Go through the material and pull out every line with the string "Sigmoid" in it.

Figure data in JSON:
______

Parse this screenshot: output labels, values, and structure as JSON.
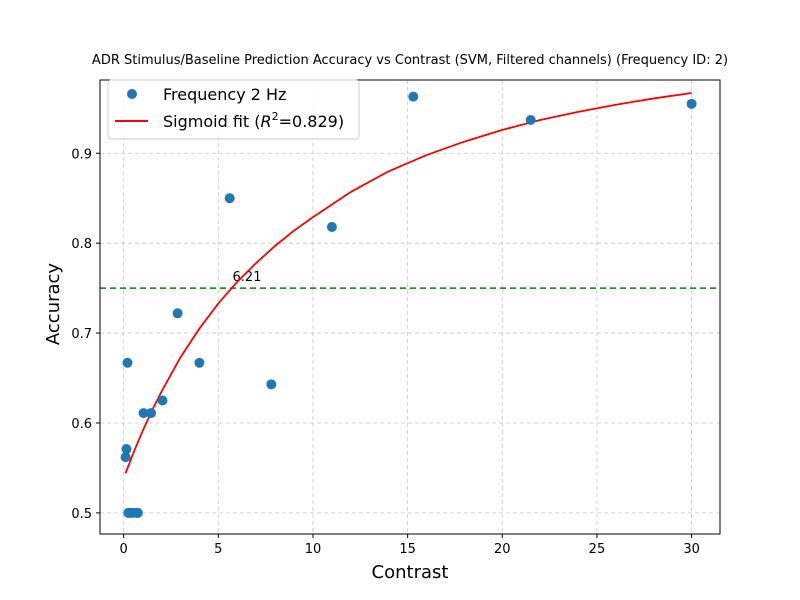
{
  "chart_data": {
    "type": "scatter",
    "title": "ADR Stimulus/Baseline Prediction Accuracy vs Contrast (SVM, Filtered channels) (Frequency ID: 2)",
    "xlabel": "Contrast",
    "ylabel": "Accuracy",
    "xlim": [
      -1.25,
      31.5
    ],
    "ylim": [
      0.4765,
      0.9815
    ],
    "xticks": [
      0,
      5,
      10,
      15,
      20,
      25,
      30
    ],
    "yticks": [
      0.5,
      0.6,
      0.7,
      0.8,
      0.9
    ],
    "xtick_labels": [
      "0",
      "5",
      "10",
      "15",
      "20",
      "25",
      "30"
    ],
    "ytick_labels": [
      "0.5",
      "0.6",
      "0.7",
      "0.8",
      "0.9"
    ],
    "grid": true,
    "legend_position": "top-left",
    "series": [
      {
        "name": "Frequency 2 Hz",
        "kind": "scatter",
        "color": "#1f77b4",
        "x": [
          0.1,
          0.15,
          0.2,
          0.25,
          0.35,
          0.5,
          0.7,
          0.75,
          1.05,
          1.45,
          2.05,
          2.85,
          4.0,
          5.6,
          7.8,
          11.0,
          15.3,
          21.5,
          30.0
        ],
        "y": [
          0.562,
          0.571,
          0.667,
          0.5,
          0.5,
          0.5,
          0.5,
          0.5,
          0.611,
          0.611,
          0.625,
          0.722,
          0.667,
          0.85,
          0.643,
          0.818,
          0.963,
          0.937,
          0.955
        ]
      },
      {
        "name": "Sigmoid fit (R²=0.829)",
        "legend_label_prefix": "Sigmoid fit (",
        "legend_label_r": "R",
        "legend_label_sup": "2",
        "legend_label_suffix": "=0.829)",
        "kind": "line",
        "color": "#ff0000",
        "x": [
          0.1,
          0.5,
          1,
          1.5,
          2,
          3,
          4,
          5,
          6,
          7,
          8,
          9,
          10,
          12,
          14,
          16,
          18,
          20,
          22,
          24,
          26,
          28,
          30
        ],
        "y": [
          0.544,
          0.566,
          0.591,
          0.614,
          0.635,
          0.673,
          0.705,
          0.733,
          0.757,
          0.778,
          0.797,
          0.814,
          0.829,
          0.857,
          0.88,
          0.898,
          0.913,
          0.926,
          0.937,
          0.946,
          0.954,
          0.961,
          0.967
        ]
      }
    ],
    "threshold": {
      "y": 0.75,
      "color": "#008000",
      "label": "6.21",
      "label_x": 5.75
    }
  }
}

______

• WORKED ANSWER:
        "name": "Sigmoid fit (R²=0.829)",
        "legend_label_prefix": "Sigmoid fit (",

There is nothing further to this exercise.